» WHAT IS EXPECTED
Take the data below and repeat it exactly.

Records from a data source
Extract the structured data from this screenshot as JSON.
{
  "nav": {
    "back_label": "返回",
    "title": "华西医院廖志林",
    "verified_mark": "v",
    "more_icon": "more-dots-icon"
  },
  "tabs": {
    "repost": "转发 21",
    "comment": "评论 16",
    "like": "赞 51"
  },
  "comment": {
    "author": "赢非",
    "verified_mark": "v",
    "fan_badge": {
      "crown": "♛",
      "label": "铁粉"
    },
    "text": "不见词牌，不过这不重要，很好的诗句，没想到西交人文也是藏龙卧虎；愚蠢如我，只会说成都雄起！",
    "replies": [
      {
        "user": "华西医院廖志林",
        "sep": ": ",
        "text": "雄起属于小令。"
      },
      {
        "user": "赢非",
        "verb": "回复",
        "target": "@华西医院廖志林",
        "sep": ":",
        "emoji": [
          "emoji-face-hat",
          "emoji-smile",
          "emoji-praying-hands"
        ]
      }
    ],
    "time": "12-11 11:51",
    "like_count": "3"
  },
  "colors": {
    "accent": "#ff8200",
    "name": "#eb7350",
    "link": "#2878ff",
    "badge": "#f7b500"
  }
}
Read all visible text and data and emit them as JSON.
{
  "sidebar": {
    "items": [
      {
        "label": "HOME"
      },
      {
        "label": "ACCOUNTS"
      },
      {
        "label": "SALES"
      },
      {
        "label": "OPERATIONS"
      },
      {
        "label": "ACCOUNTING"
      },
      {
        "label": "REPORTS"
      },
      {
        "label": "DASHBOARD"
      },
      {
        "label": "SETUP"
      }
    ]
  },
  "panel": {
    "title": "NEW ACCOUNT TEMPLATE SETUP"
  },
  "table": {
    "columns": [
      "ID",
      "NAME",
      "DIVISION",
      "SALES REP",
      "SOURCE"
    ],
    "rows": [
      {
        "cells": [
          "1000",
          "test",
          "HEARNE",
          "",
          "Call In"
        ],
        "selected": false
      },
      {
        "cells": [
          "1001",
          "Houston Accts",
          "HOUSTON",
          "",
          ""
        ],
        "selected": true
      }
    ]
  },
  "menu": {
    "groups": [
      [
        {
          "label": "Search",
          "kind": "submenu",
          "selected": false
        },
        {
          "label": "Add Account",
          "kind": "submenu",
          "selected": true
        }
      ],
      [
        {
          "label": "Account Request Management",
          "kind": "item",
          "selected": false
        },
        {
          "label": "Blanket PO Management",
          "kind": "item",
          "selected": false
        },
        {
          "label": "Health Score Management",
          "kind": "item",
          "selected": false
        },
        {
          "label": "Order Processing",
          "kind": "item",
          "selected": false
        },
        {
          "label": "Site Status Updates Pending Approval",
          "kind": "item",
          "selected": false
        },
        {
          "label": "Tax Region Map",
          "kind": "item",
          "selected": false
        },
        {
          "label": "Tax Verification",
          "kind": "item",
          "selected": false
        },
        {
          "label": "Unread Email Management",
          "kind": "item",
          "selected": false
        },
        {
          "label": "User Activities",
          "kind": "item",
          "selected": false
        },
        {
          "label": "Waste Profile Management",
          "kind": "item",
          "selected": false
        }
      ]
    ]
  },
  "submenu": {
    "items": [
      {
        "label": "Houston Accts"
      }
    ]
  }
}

» COMPLETED EXERCISE
Extract the structured data from this screenshot as JSON.
{
  "nav": {
    "back_label": "返回",
    "title": "华西医院廖志林",
    "verified_mark": "v",
    "more_icon": "more-dots-icon"
  },
  "tabs": {
    "repost": "转发 21",
    "comment": "评论 16",
    "like": "赞 51"
  },
  "comment": {
    "author": "赢非",
    "verified_mark": "v",
    "fan_badge": {
      "crown": "♛",
      "label": "铁粉"
    },
    "text": "不见词牌，不过这不重要，很好的诗句，没想到西交人文也是藏龙卧虎；愚蠢如我，只会说成都雄起！",
    "replies": [
      {
        "user": "华西医院廖志林",
        "sep": ": ",
        "text": "雄起属于小令。"
      },
      {
        "user": "赢非",
        "verb": "回复",
        "target": "@华西医院廖志林",
        "sep": ":",
        "emoji": [
          "emoji-face-hat",
          "emoji-smile",
          "emoji-praying-hands"
        ]
      }
    ],
    "time": "12-11 11:51",
    "like_count": "3"
  },
  "colors": {
    "accent": "#ff8200",
    "name": "#eb7350",
    "link": "#2878ff",
    "badge": "#f7b500"
  }
}
Read all visible text and data and emit them as JSON.
{
  "sidebar": {
    "items": [
      {
        "label": "HOME"
      },
      {
        "label": "ACCOUNTS"
      },
      {
        "label": "SALES"
      },
      {
        "label": "OPERATIONS"
      },
      {
        "label": "ACCOUNTING"
      },
      {
        "label": "REPORTS"
      },
      {
        "label": "DASHBOARD"
      },
      {
        "label": "SETUP"
      }
    ]
  },
  "panel": {
    "title": "NEW ACCOUNT TEMPLATE SETUP"
  },
  "table": {
    "columns": [
      "ID",
      "NAME",
      "DIVISION",
      "SALES REP",
      "SOURCE"
    ],
    "rows": [
      {
        "cells": [
          "1000",
          "test",
          "HEARNE",
          "",
          "Call In"
        ],
        "selected": false
      },
      {
        "cells": [
          "1001",
          "Houston Accts",
          "HOUSTON",
          "",
          ""
        ],
        "selected": true
      }
    ]
  },
  "menu": {
    "groups": [
      [
        {
          "label": "Search",
          "kind": "submenu",
          "selected": false
        },
        {
          "label": "Add Account",
          "kind": "submenu",
          "selected": true
        }
      ],
      [
        {
          "label": "Account Request Management",
          "kind": "item",
          "selected": false
        },
        {
          "label": "Blanket PO Management",
          "kind": "item",
          "selected": false
        },
        {
          "label": "Health Score Management",
          "kind": "item",
          "selected": false
        },
        {
          "label": "Order Processing",
          "kind": "item",
          "selected": false
        },
        {
          "label": "Site Status Updates Pending Approval",
          "kind": "item",
          "selected": false
        },
        {
          "label": "Tax Region Map",
          "kind": "item",
          "selected": false
        },
        {
          "label": "Tax Verification",
          "kind": "item",
          "selected": false
        },
        {
          "label": "Unread Email Management",
          "kind": "item",
          "selected": false
        },
        {
          "label": "User Activities",
          "kind": "item",
          "selected": false
        },
        {
          "label": "Waste Profile Management",
          "kind": "item",
          "selected": false
        }
      ]
    ]
  },
  "submenu": {
    "items": [
      {
        "label": "Houston Accts"
      }
    ]
  }
}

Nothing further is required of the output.